■ AIM OF THE EXERCISE:
Of the lines in this listing, how many contain the word "dětí"? Give the number and nothing else.

■ MATERIAL FOR THIS EXERCISE:
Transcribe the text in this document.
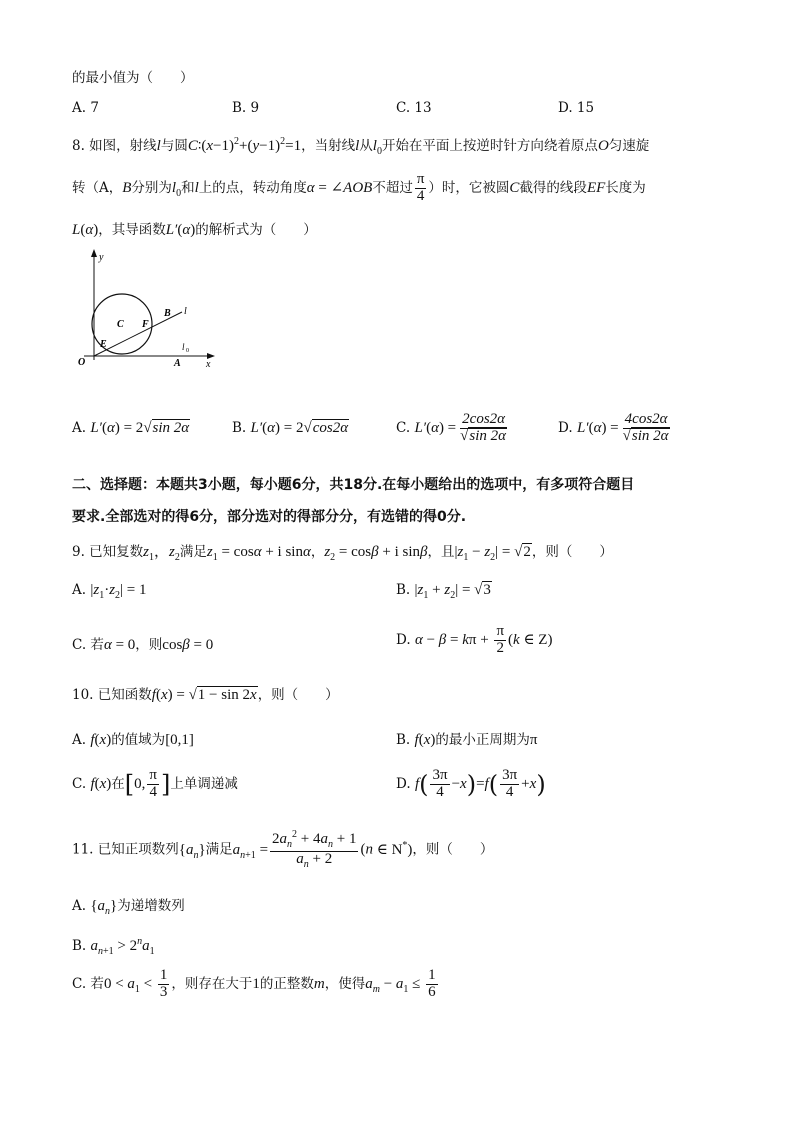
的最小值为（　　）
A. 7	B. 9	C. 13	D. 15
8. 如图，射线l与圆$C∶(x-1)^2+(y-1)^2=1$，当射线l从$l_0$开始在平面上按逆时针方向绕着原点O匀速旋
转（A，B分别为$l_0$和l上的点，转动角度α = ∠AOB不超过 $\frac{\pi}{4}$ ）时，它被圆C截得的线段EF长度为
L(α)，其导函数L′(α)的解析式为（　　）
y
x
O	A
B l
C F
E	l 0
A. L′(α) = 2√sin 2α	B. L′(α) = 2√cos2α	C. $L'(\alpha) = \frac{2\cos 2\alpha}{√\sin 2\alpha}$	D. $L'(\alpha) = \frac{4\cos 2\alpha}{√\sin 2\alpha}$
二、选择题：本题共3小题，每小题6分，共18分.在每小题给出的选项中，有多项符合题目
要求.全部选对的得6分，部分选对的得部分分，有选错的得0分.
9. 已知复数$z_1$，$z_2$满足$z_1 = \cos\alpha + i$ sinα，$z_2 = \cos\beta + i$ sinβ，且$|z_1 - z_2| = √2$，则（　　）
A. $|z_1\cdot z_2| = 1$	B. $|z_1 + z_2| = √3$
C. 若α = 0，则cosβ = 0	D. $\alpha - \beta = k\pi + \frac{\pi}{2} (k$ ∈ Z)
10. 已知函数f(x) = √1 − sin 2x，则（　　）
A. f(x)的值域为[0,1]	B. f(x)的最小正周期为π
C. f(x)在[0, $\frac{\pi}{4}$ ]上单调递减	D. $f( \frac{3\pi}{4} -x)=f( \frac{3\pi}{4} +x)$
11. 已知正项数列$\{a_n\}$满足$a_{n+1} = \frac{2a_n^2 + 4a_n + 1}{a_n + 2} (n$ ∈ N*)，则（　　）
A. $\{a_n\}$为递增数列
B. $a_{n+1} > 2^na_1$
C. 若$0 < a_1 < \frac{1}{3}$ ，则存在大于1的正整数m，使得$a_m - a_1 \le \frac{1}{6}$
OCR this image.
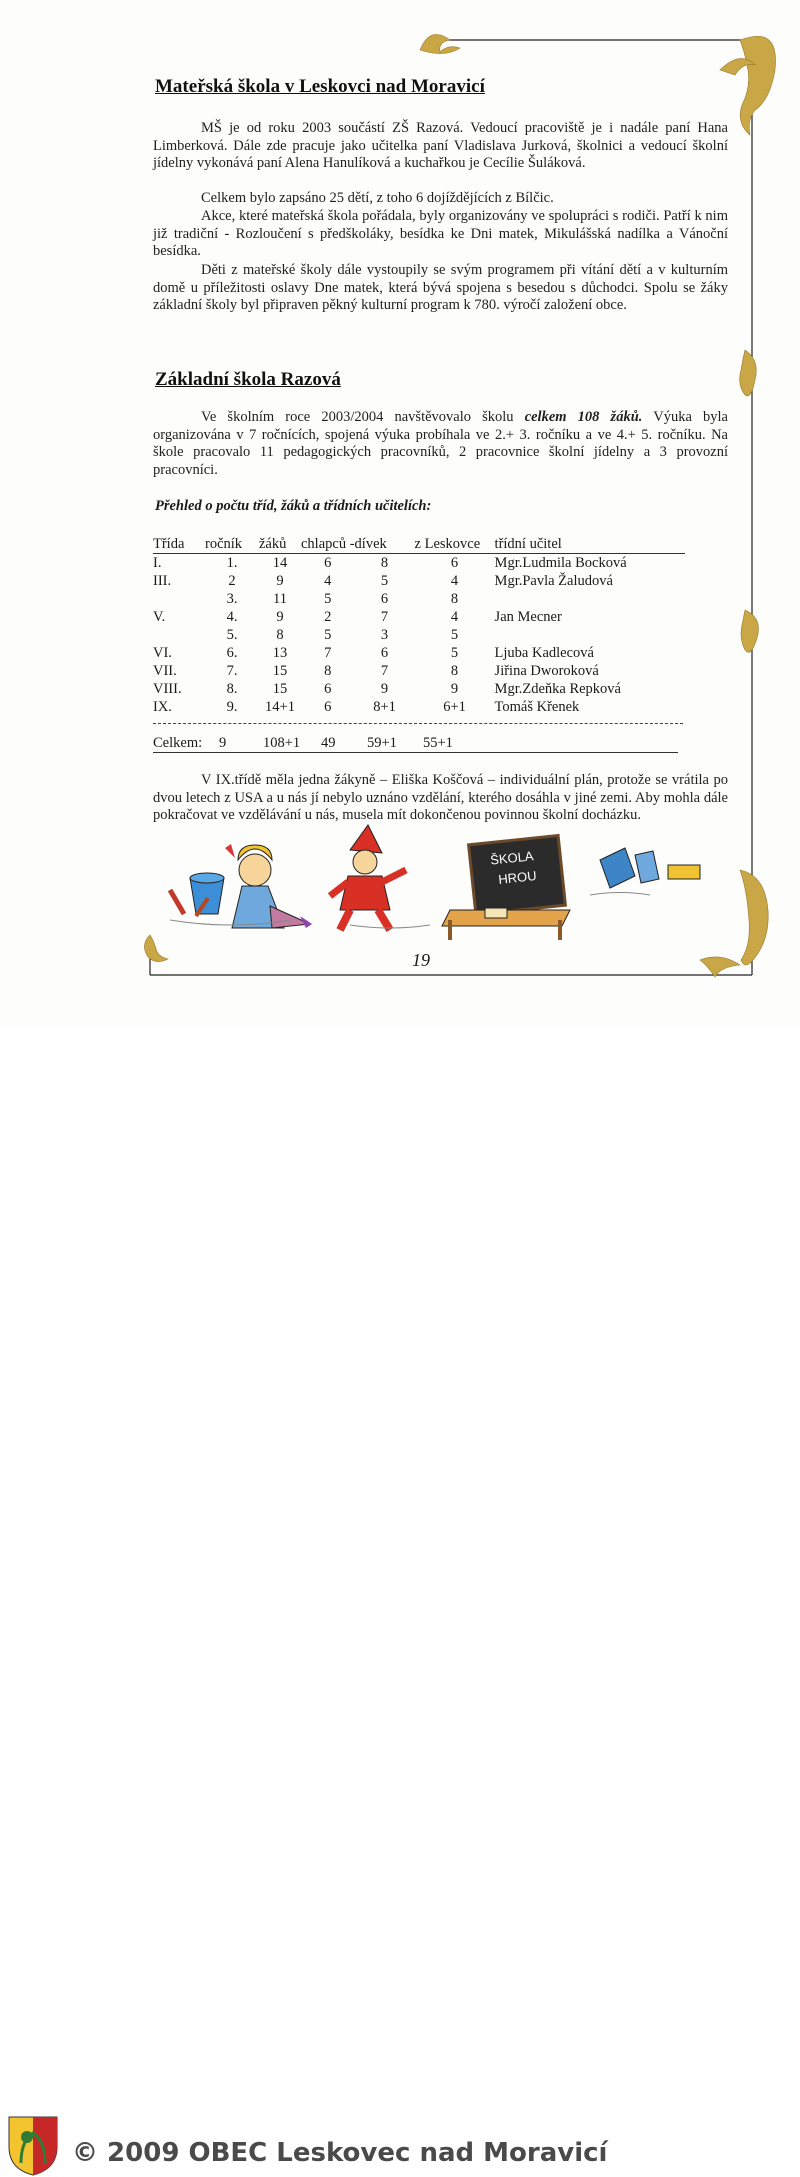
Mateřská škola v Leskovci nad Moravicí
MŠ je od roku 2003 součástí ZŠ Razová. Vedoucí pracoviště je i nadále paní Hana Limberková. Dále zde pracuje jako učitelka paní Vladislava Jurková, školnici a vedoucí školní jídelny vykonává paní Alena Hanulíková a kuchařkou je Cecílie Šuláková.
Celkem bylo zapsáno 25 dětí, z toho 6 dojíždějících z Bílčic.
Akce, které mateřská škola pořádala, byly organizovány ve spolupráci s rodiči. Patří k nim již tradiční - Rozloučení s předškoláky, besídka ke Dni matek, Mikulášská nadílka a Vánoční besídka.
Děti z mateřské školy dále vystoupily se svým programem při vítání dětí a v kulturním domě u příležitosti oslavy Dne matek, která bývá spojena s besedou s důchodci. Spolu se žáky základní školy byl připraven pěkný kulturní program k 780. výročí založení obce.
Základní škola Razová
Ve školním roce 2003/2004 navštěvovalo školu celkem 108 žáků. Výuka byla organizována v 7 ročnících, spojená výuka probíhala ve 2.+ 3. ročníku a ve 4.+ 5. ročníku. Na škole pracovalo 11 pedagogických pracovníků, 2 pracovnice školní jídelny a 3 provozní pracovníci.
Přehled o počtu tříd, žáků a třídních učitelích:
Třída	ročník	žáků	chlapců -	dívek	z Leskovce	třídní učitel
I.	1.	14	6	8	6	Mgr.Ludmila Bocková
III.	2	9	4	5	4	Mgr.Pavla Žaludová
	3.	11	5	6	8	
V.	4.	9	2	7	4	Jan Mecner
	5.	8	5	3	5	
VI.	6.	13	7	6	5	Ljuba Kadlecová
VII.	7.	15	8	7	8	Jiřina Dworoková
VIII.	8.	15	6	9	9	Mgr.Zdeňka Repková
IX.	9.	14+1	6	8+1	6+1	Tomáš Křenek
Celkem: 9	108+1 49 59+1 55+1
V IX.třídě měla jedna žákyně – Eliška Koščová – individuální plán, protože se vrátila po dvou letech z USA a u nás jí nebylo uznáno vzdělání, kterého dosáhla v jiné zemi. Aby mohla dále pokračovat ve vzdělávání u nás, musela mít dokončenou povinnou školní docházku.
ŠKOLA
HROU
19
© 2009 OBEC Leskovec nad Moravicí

* * *

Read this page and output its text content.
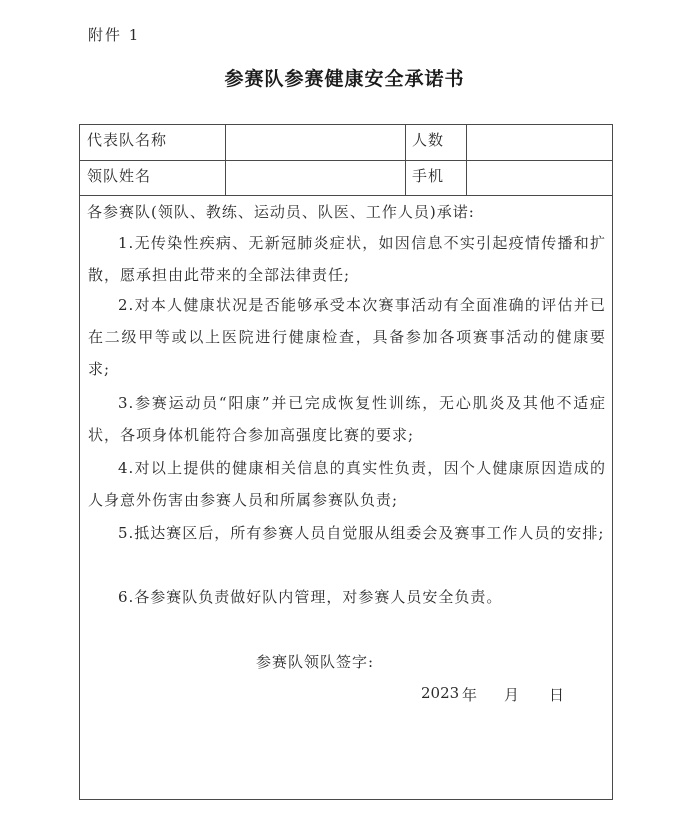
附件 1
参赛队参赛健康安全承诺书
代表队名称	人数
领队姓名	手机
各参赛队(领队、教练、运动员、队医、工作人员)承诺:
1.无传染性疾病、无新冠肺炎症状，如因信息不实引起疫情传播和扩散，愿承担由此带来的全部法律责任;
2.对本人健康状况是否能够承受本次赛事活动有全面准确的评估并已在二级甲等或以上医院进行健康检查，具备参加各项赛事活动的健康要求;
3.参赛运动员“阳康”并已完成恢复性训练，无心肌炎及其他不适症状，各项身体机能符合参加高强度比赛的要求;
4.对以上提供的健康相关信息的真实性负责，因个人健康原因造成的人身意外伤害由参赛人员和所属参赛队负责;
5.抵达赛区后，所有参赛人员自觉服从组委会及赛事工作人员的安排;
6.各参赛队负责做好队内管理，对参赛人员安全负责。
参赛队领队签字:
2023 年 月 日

■ TASK OUTPUT:
2